§ Aim:
Retype each line exactly. Skip images.

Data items
------
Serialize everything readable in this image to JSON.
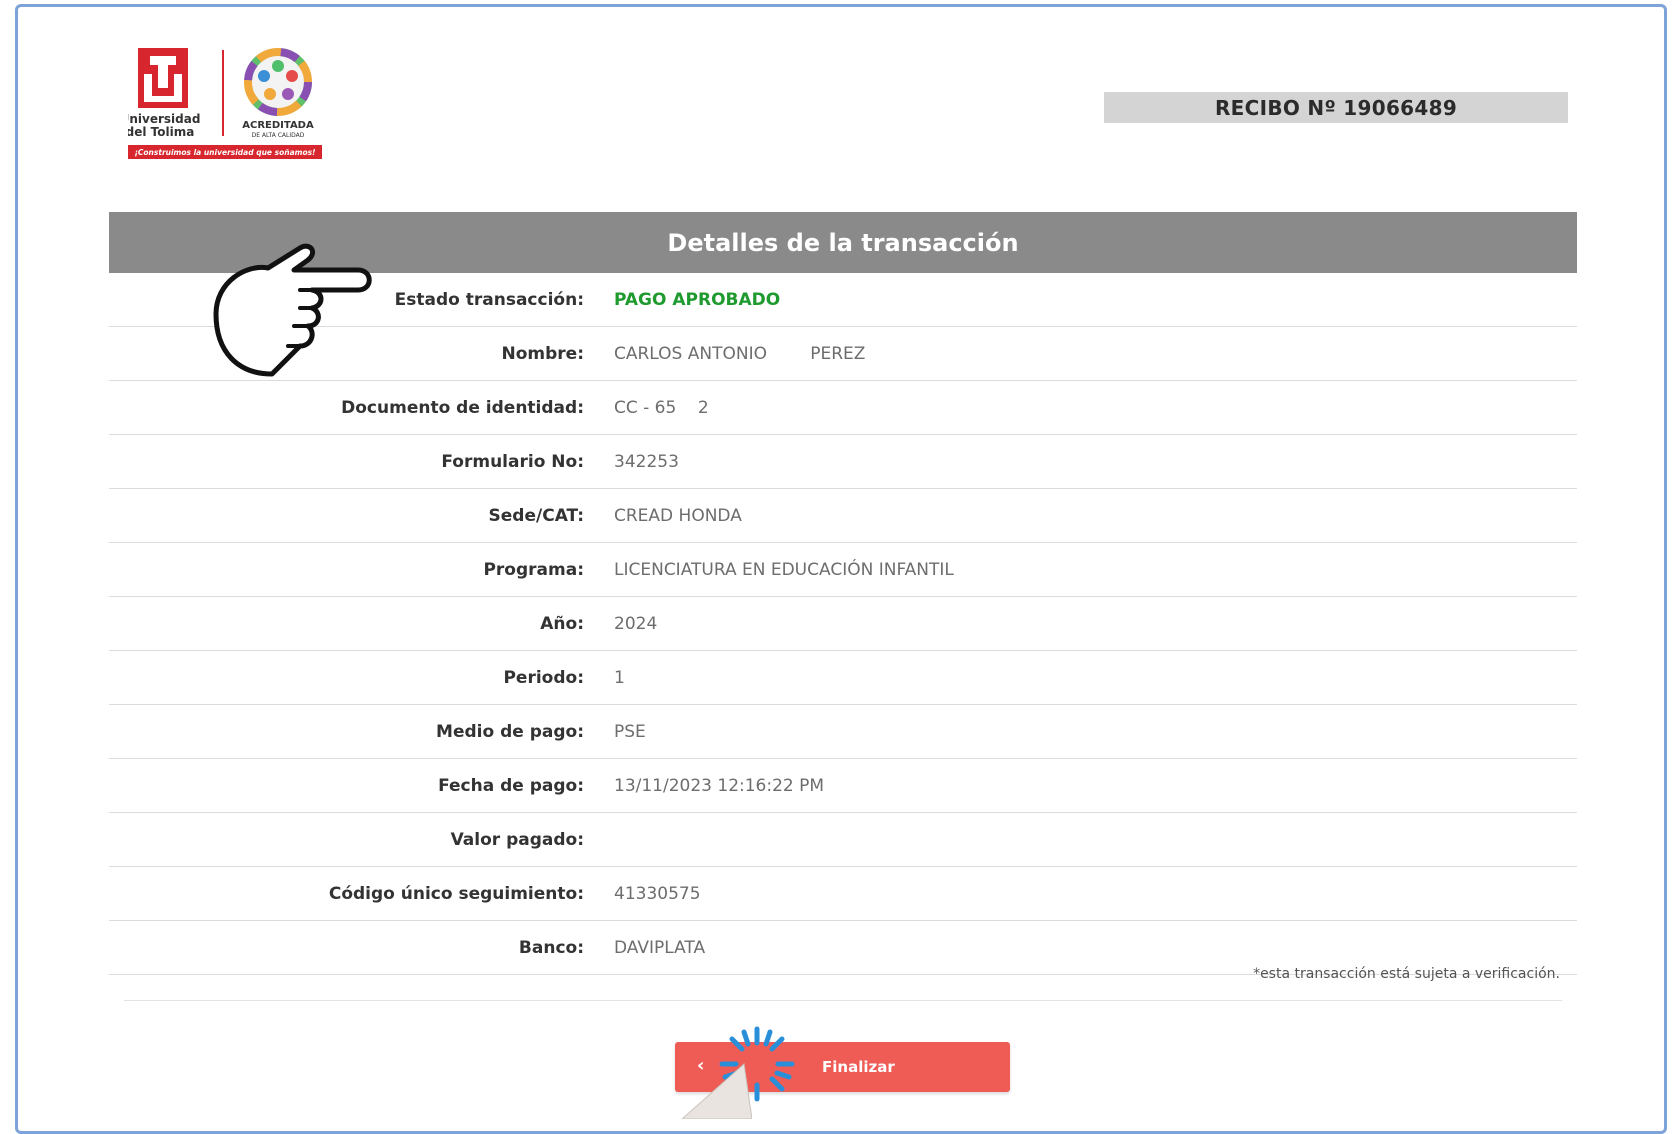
{
  "header": {
    "logo": {
      "institution_line1": "Universidad",
      "institution_line2": "del Tolima",
      "accreditation_line1": "ACREDITADA",
      "accreditation_line2": "DE ALTA CALIDAD",
      "slogan": "¡Construimos la universidad que soñamos!"
    },
    "receipt": "RECIBO Nº 19066489"
  },
  "table": {
    "title": "Detalles de la transacción",
    "rows": [
      {
        "label": "Estado transacción:",
        "value": "PAGO APROBADO"
      },
      {
        "label": "Nombre:",
        "value": "CARLOS ANTONIO        PEREZ"
      },
      {
        "label": "Documento de identidad:",
        "value": "CC - 65    2"
      },
      {
        "label": "Formulario No:",
        "value": "342253"
      },
      {
        "label": "Sede/CAT:",
        "value": "CREAD HONDA"
      },
      {
        "label": "Programa:",
        "value": "LICENCIATURA EN EDUCACIÓN INFANTIL"
      },
      {
        "label": "Año:",
        "value": "2024"
      },
      {
        "label": "Periodo:",
        "value": "1"
      },
      {
        "label": "Medio de pago:",
        "value": "PSE"
      },
      {
        "label": "Fecha de pago:",
        "value": "13/11/2023 12:16:22 PM"
      },
      {
        "label": "Valor pagado:",
        "value": ""
      },
      {
        "label": "Código único seguimiento:",
        "value": "41330575"
      },
      {
        "label": "Banco:",
        "value": "DAVIPLATA"
      }
    ]
  },
  "note": "*esta transacción está sujeta a verificación.",
  "actions": {
    "back_icon": "chevron-left-icon",
    "finish_label": "Finalizar"
  },
  "colors": {
    "header_bar": "#8a8a8a",
    "status_green": "#1f9a2f",
    "button_red": "#ef5b55",
    "frame_blue": "#7ea3d8",
    "logo_red": "#d7262d"
  }
}
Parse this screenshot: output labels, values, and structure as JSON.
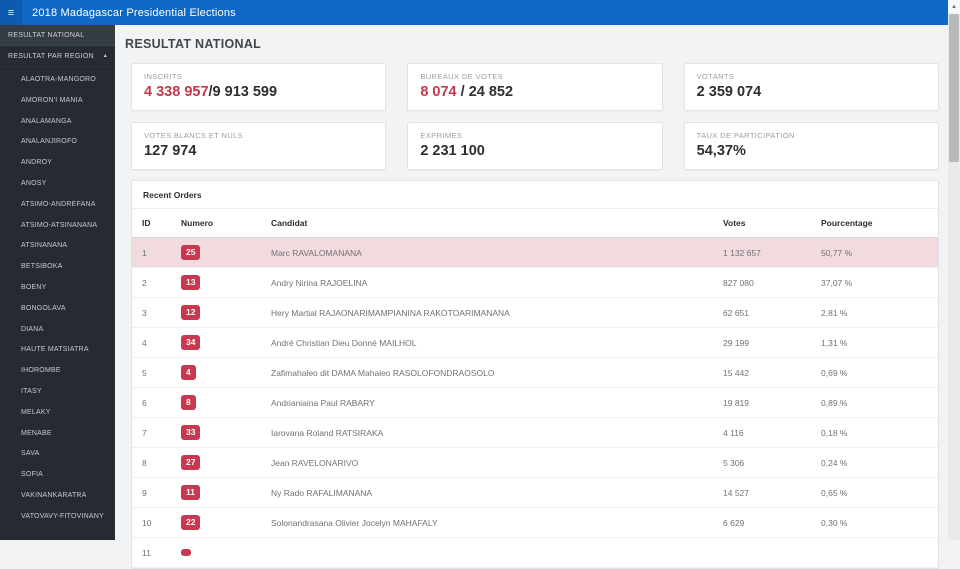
{
  "app": {
    "title": "2018 Madagascar Presidential Elections"
  },
  "icons": {
    "menu": "≡",
    "caret_up": "▴",
    "scroll_up": "▲"
  },
  "colors": {
    "header_blue": "#1068c5",
    "sidebar_bg": "#262a31",
    "accent_red": "#c4374a",
    "badge_red": "#c9384e",
    "row_highlight": "#f2dbde"
  },
  "sidebar": {
    "national_label": "RESULTAT NATIONAL",
    "par_region_label": "RESULTAT PAR REGION",
    "regions": [
      "ALAOTRA-MANGORO",
      "AMORON'I MANIA",
      "ANALAMANGA",
      "ANALANJIROFO",
      "ANDROY",
      "ANOSY",
      "ATSIMO-ANDREFANA",
      "ATSIMO-ATSINANANA",
      "ATSINANANA",
      "BETSIBOKA",
      "BOENY",
      "BONGOLAVA",
      "DIANA",
      "HAUTE MATSIATRA",
      "IHOROMBE",
      "ITASY",
      "MELAKY",
      "MENABE",
      "SAVA",
      "SOFIA",
      "VAKINANKARATRA",
      "VATOVAVY-FITOVINANY"
    ]
  },
  "main": {
    "heading": "RESULTAT NATIONAL",
    "cards": [
      {
        "label": "INSCRITS",
        "value_red": "4 338 957",
        "value_rest": "/9 913 599"
      },
      {
        "label": "BUREAUX DE VOTES",
        "value_red": "8 074",
        "value_rest": " / 24 852"
      },
      {
        "label": "VOTANTS",
        "value_red": "",
        "value_rest": "2 359 074"
      },
      {
        "label": "VOTES BLANCS ET NULS",
        "value_red": "",
        "value_rest": "127 974"
      },
      {
        "label": "EXPRIMES",
        "value_red": "",
        "value_rest": "2 231 100"
      },
      {
        "label": "TAUX DE PARTICIPATION",
        "value_red": "",
        "value_rest": "54,37%"
      }
    ],
    "table": {
      "title": "Recent Orders",
      "columns": [
        "ID",
        "Numero",
        "Candidat",
        "Votes",
        "Pourcentage"
      ],
      "rows": [
        {
          "id": "1",
          "numero": "25",
          "candidat": "Marc RAVALOMANANA",
          "votes": "1 132 657",
          "pourcentage": "50,77 %",
          "highlight": true
        },
        {
          "id": "2",
          "numero": "13",
          "candidat": "Andry Nirina RAJOELINA",
          "votes": "827 080",
          "pourcentage": "37,07 %",
          "highlight": false
        },
        {
          "id": "3",
          "numero": "12",
          "candidat": "Hery Martial RAJAONARIMAMPIANINA RAKOTOARIMANANA",
          "votes": "62 651",
          "pourcentage": "2,81 %",
          "highlight": false
        },
        {
          "id": "4",
          "numero": "34",
          "candidat": "André Christian Dieu Donné MAILHOL",
          "votes": "29 199",
          "pourcentage": "1,31 %",
          "highlight": false
        },
        {
          "id": "5",
          "numero": "4",
          "candidat": "Zafimahaleo dit DAMA Mahaleo RASOLOFONDRAOSOLO",
          "votes": "15 442",
          "pourcentage": "0,69 %",
          "highlight": false
        },
        {
          "id": "6",
          "numero": "8",
          "candidat": "Andrianiaina Paul RABARY",
          "votes": "19 819",
          "pourcentage": "0,89 %",
          "highlight": false
        },
        {
          "id": "7",
          "numero": "33",
          "candidat": "Iarovana Roland RATSIRAKA",
          "votes": "4 116",
          "pourcentage": "0,18 %",
          "highlight": false
        },
        {
          "id": "8",
          "numero": "27",
          "candidat": "Jean RAVELONARIVO",
          "votes": "5 306",
          "pourcentage": "0,24 %",
          "highlight": false
        },
        {
          "id": "9",
          "numero": "11",
          "candidat": "Ny Rado RAFALIMANANA",
          "votes": "14 527",
          "pourcentage": "0,65 %",
          "highlight": false
        },
        {
          "id": "10",
          "numero": "22",
          "candidat": "Solonandrasana Olivier Jocelyn MAHAFALY",
          "votes": "6 629",
          "pourcentage": "0,30 %",
          "highlight": false
        },
        {
          "id": "11",
          "numero": "",
          "candidat": "",
          "votes": "",
          "pourcentage": "",
          "highlight": false
        }
      ]
    }
  }
}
------
§ Result:
Serialize everything readable in this image to JSON.
{
  "header": {
    "logo": {
      "institution_line1": "Universidad",
      "institution_line2": "del Tolima",
      "accreditation_line1": "ACREDITADA",
      "accreditation_line2": "DE ALTA CALIDAD",
      "slogan": "¡Construimos la universidad que soñamos!"
    },
    "receipt": "RECIBO Nº 19066489"
  },
  "table": {
    "title": "Detalles de la transacción",
    "rows": [
      {
        "label": "Estado transacción:",
        "value": "PAGO APROBADO"
      },
      {
        "label": "Nombre:",
        "value": "CARLOS ANTONIO        PEREZ"
      },
      {
        "label": "Documento de identidad:",
        "value": "CC - 65    2"
      },
      {
        "label": "Formulario No:",
        "value": "342253"
      },
      {
        "label": "Sede/CAT:",
        "value": "CREAD HONDA"
      },
      {
        "label": "Programa:",
        "value": "LICENCIATURA EN EDUCACIÓN INFANTIL"
      },
      {
        "label": "Año:",
        "value": "2024"
      },
      {
        "label": "Periodo:",
        "value": "1"
      },
      {
        "label": "Medio de pago:",
        "value": "PSE"
      },
      {
        "label": "Fecha de pago:",
        "value": "13/11/2023 12:16:22 PM"
      },
      {
        "label": "Valor pagado:",
        "value": ""
      },
      {
        "label": "Código único seguimiento:",
        "value": "41330575"
      },
      {
        "label": "Banco:",
        "value": "DAVIPLATA"
      }
    ]
  },
  "note": "*esta transacción está sujeta a verificación.",
  "actions": {
    "back_icon": "chevron-left-icon",
    "finish_label": "Finalizar"
  },
  "colors": {
    "header_bar": "#8a8a8a",
    "status_green": "#1f9a2f",
    "button_red": "#ef5b55",
    "frame_blue": "#7ea3d8",
    "logo_red": "#d7262d"
  }
}
Parse this screenshot: output labels, values, and structure as JSON.
{
  "app": {
    "title": "2018 Madagascar Presidential Elections"
  },
  "icons": {
    "menu": "≡",
    "caret_up": "▴",
    "scroll_up": "▲"
  },
  "colors": {
    "header_blue": "#1068c5",
    "sidebar_bg": "#262a31",
    "accent_red": "#c4374a",
    "badge_red": "#c9384e",
    "row_highlight": "#f2dbde"
  },
  "sidebar": {
    "national_label": "RESULTAT NATIONAL",
    "par_region_label": "RESULTAT PAR REGION",
    "regions": [
      "ALAOTRA-MANGORO",
      "AMORON'I MANIA",
      "ANALAMANGA",
      "ANALANJIROFO",
      "ANDROY",
      "ANOSY",
      "ATSIMO-ANDREFANA",
      "ATSIMO-ATSINANANA",
      "ATSINANANA",
      "BETSIBOKA",
      "BOENY",
      "BONGOLAVA",
      "DIANA",
      "HAUTE MATSIATRA",
      "IHOROMBE",
      "ITASY",
      "MELAKY",
      "MENABE",
      "SAVA",
      "SOFIA",
      "VAKINANKARATRA",
      "VATOVAVY-FITOVINANY"
    ]
  },
  "main": {
    "heading": "RESULTAT NATIONAL",
    "cards": [
      {
        "label": "INSCRITS",
        "value_red": "4 338 957",
        "value_rest": "/9 913 599"
      },
      {
        "label": "BUREAUX DE VOTES",
        "value_red": "8 074",
        "value_rest": " / 24 852"
      },
      {
        "label": "VOTANTS",
        "value_red": "",
        "value_rest": "2 359 074"
      },
      {
        "label": "VOTES BLANCS ET NULS",
        "value_red": "",
        "value_rest": "127 974"
      },
      {
        "label": "EXPRIMES",
        "value_red": "",
        "value_rest": "2 231 100"
      },
      {
        "label": "TAUX DE PARTICIPATION",
        "value_red": "",
        "value_rest": "54,37%"
      }
    ],
    "table": {
      "title": "Recent Orders",
      "columns": [
        "ID",
        "Numero",
        "Candidat",
        "Votes",
        "Pourcentage"
      ],
      "rows": [
        {
          "id": "1",
          "numero": "25",
          "candidat": "Marc RAVALOMANANA",
          "votes": "1 132 657",
          "pourcentage": "50,77 %",
          "highlight": true
        },
        {
          "id": "2",
          "numero": "13",
          "candidat": "Andry Nirina RAJOELINA",
          "votes": "827 080",
          "pourcentage": "37,07 %",
          "highlight": false
        },
        {
          "id": "3",
          "numero": "12",
          "candidat": "Hery Martial RAJAONARIMAMPIANINA RAKOTOARIMANANA",
          "votes": "62 651",
          "pourcentage": "2,81 %",
          "highlight": false
        },
        {
          "id": "4",
          "numero": "34",
          "candidat": "André Christian Dieu Donné MAILHOL",
          "votes": "29 199",
          "pourcentage": "1,31 %",
          "highlight": false
        },
        {
          "id": "5",
          "numero": "4",
          "candidat": "Zafimahaleo dit DAMA Mahaleo RASOLOFONDRAOSOLO",
          "votes": "15 442",
          "pourcentage": "0,69 %",
          "highlight": false
        },
        {
          "id": "6",
          "numero": "8",
          "candidat": "Andrianiaina Paul RABARY",
          "votes": "19 819",
          "pourcentage": "0,89 %",
          "highlight": false
        },
        {
          "id": "7",
          "numero": "33",
          "candidat": "Iarovana Roland RATSIRAKA",
          "votes": "4 116",
          "pourcentage": "0,18 %",
          "highlight": false
        },
        {
          "id": "8",
          "numero": "27",
          "candidat": "Jean RAVELONARIVO",
          "votes": "5 306",
          "pourcentage": "0,24 %",
          "highlight": false
        },
        {
          "id": "9",
          "numero": "11",
          "candidat": "Ny Rado RAFALIMANANA",
          "votes": "14 527",
          "pourcentage": "0,65 %",
          "highlight": false
        },
        {
          "id": "10",
          "numero": "22",
          "candidat": "Solonandrasana Olivier Jocelyn MAHAFALY",
          "votes": "6 629",
          "pourcentage": "0,30 %",
          "highlight": false
        },
        {
          "id": "11",
          "numero": "",
          "candidat": "",
          "votes": "",
          "pourcentage": "",
          "highlight": false
        }
      ]
    }
  }
}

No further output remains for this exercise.